WHAT YOU ARE ASKED TO DO ->
Below is a block of records. Copy every line in it that contains the word "Habilitar".

SOURCE RECORDS ->
↓↓↓

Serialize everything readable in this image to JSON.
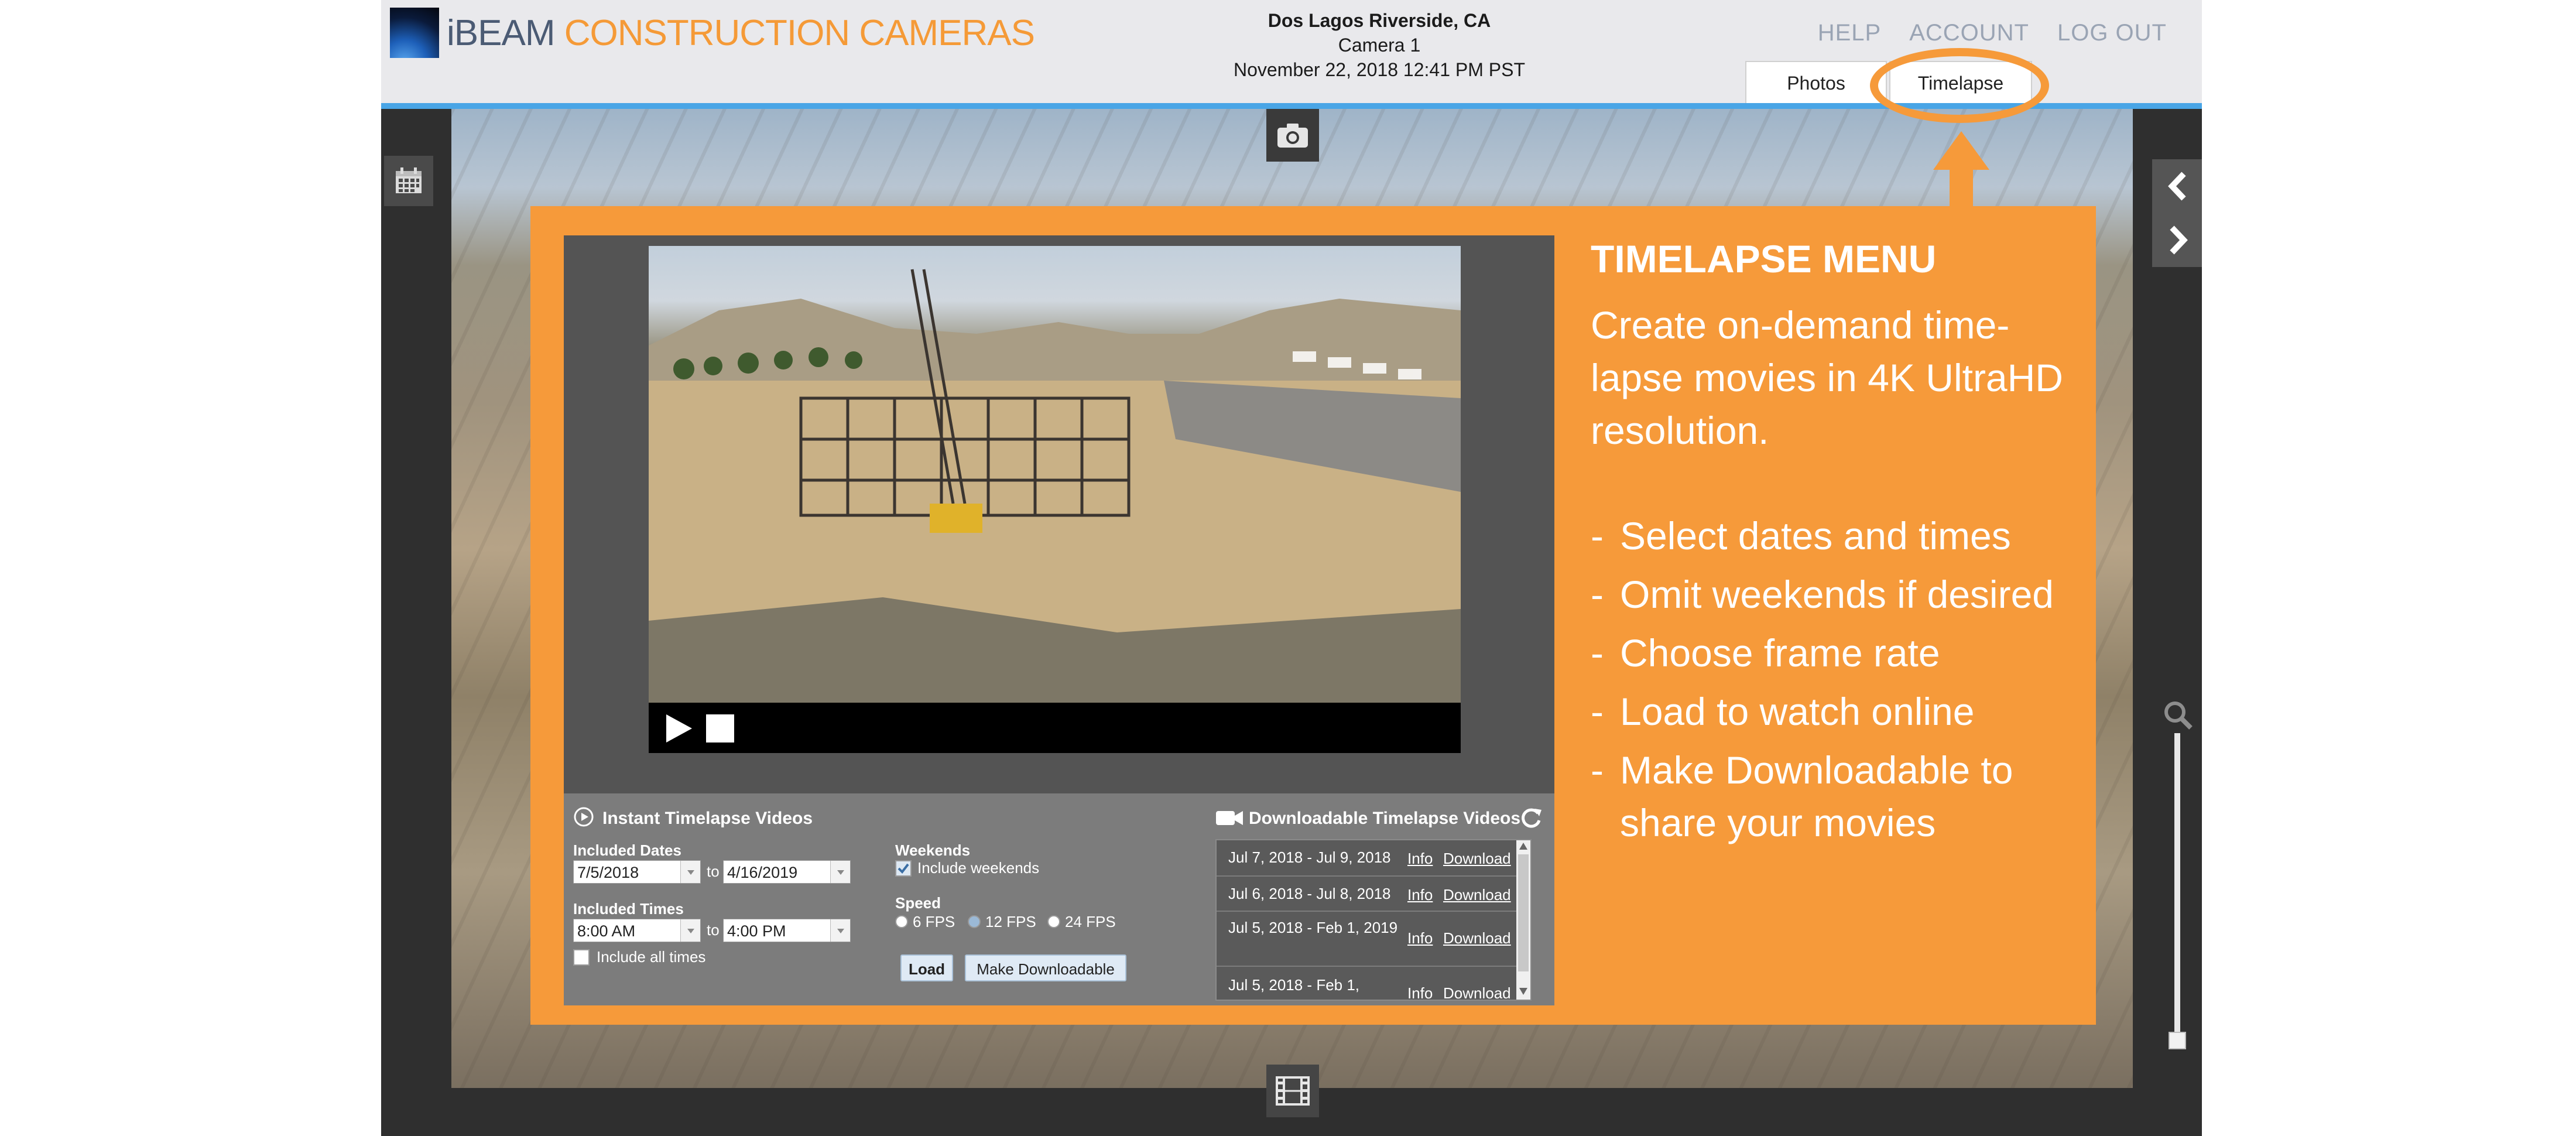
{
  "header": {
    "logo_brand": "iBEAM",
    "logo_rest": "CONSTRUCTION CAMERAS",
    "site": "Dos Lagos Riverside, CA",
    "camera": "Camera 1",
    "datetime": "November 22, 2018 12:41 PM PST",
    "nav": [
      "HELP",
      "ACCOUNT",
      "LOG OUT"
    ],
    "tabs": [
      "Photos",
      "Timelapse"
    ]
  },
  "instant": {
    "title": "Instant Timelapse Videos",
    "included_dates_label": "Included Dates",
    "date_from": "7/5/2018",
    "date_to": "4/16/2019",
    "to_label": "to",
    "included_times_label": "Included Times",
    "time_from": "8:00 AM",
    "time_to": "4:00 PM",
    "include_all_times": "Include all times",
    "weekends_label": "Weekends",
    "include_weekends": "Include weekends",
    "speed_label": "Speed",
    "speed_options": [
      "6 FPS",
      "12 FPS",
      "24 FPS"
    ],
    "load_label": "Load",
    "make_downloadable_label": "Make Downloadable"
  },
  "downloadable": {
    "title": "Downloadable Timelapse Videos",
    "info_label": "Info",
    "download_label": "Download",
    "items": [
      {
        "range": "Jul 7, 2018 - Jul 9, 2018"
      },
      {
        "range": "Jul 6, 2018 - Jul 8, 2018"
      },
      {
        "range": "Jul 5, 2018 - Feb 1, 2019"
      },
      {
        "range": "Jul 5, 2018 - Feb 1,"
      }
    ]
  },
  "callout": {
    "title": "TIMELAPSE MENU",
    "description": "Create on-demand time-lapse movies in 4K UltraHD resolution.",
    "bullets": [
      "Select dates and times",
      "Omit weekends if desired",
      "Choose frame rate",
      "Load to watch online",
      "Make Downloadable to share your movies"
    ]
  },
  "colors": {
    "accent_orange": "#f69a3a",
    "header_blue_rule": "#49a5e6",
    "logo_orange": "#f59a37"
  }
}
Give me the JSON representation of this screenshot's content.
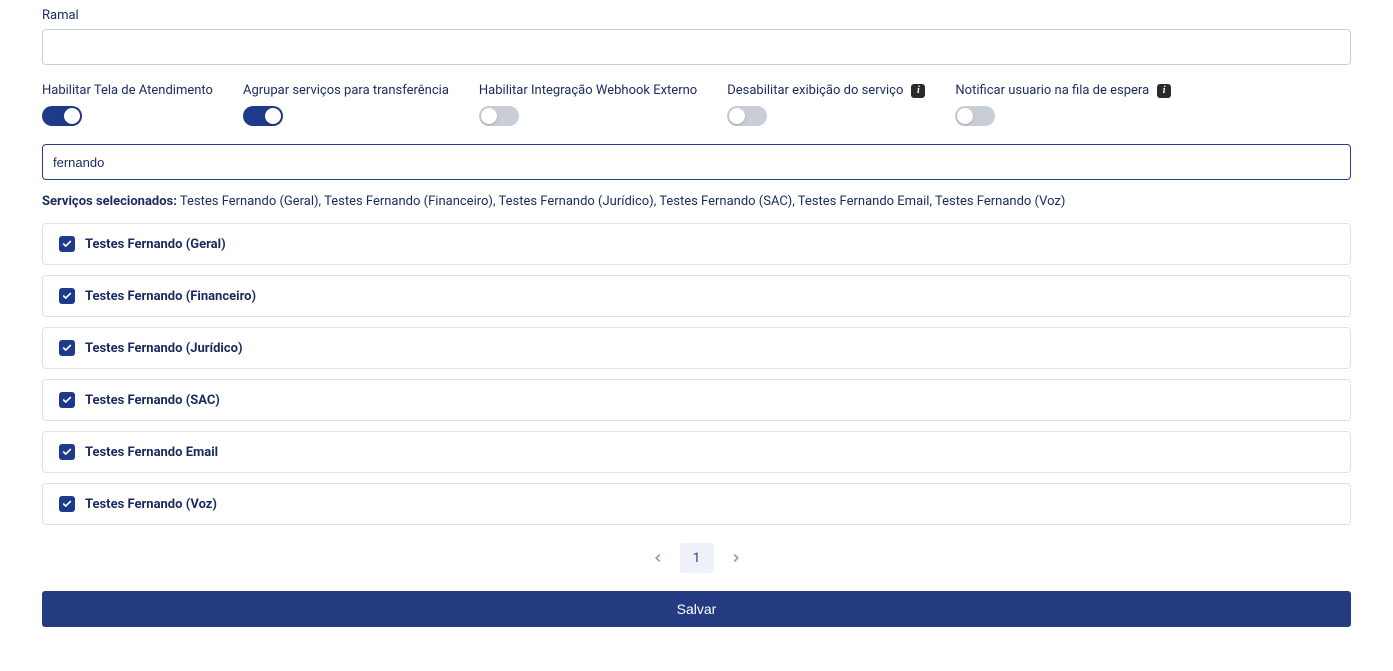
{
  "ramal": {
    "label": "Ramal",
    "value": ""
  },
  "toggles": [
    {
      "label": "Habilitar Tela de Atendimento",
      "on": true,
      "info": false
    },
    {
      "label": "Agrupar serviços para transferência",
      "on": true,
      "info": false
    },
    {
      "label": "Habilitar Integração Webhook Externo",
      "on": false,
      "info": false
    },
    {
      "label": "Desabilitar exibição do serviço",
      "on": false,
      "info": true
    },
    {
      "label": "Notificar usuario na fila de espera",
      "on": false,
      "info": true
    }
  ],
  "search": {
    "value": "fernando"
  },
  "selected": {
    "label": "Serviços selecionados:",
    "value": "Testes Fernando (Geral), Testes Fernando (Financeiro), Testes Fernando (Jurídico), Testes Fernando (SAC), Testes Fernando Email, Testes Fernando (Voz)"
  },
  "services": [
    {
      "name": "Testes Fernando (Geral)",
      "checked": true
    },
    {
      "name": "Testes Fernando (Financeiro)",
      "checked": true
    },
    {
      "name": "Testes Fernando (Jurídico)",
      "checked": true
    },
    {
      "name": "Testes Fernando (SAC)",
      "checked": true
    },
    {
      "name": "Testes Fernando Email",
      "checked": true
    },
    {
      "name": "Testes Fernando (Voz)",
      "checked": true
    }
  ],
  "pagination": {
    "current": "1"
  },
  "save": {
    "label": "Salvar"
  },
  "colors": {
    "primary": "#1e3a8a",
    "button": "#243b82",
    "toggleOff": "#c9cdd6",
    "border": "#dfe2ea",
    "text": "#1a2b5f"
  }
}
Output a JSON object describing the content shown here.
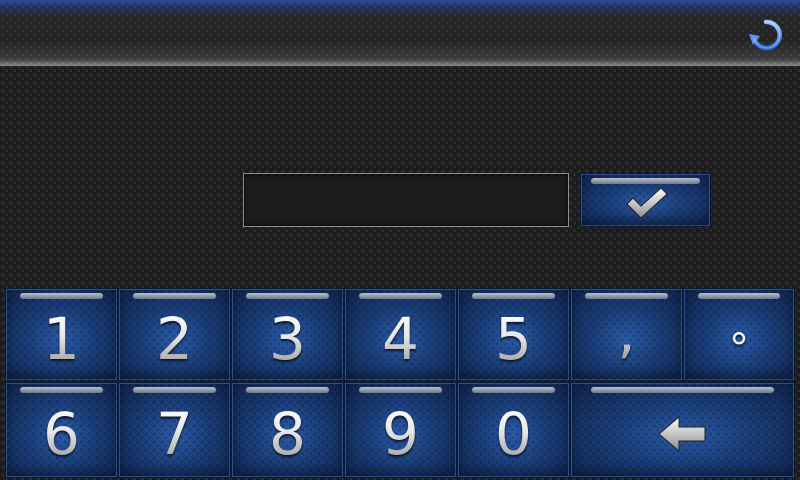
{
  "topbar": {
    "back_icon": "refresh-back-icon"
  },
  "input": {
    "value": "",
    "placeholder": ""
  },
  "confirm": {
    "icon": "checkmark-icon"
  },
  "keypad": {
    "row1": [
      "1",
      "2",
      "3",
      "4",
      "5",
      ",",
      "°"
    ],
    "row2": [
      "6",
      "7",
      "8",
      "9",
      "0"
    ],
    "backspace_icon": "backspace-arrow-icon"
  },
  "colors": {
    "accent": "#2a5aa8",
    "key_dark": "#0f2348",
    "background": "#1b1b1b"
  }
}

↑↑↑

TASK ANSWER ->
      "label": "Habilitar Tela de Atendimento",
      "label": "Habilitar Integração Webhook Externo",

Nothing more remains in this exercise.